Prompt:
Each record below should be repeated precisely as written.

Records for processing:
------------------------------
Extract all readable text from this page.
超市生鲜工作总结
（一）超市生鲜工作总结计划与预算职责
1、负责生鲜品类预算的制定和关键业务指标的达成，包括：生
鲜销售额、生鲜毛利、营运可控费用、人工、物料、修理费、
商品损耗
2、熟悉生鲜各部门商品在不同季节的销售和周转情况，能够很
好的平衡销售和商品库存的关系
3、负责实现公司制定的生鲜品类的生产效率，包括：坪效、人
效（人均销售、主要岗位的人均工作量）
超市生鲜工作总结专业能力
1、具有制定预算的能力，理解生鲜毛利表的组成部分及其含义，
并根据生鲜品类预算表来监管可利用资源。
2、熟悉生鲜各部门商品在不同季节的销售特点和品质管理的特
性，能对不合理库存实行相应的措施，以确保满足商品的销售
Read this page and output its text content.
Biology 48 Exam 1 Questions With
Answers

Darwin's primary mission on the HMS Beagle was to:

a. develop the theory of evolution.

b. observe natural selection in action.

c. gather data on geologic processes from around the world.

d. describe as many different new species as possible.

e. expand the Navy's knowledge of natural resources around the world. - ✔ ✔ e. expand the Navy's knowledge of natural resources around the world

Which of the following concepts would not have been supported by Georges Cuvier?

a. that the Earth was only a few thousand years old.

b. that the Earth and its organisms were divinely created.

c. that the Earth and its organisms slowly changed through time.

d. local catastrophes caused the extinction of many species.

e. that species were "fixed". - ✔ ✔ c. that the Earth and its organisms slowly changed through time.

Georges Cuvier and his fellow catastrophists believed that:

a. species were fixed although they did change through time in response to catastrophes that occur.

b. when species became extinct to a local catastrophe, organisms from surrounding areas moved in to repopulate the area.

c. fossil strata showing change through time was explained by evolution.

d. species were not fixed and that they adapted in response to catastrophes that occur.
------------------------------
Solution to this exercise:
Extract all readable text from this page.
超市生鲜工作总结
（一）超市生鲜工作总结计划与预算职责
1、负责生鲜品类预算的制定和关键业务指标的达成，包括：生
鲜销售额、生鲜毛利、营运可控费用、人工、物料、修理费、
商品损耗
2、熟悉生鲜各部门商品在不同季节的销售和周转情况，能够很
好的平衡销售和商品库存的关系
3、负责实现公司制定的生鲜品类的生产效率，包括：坪效、人
效（人均销售、主要岗位的人均工作量）
超市生鲜工作总结专业能力
1、具有制定预算的能力，理解生鲜毛利表的组成部分及其含义，
并根据生鲜品类预算表来监管可利用资源。
2、熟悉生鲜各部门商品在不同季节的销售特点和品质管理的特
性，能对不合理库存实行相应的措施，以确保满足商品的销售
Read this page and output its text content.
Biology 48 Exam 1 Questions With
Answers

Darwin's primary mission on the HMS Beagle was to:

a. develop the theory of evolution.

b. observe natural selection in action.

c. gather data on geologic processes from around the world.

d. describe as many different new species as possible.

e. expand the Navy's knowledge of natural resources around the world. - ✔ ✔ e. expand the Navy's knowledge of natural resources around the world

Which of the following concepts would not have been supported by Georges Cuvier?

a. that the Earth was only a few thousand years old.

b. that the Earth and its organisms were divinely created.

c. that the Earth and its organisms slowly changed through time.

d. local catastrophes caused the extinction of many species.

e. that species were "fixed". - ✔ ✔ c. that the Earth and its organisms slowly changed through time.

Georges Cuvier and his fellow catastrophists believed that:

a. species were fixed although they did change through time in response to catastrophes that occur.

b. when species became extinct to a local catastrophe, organisms from surrounding areas moved in to repopulate the area.

c. fossil strata showing change through time was explained by evolution.

d. species were not fixed and that they adapted in response to catastrophes that occur.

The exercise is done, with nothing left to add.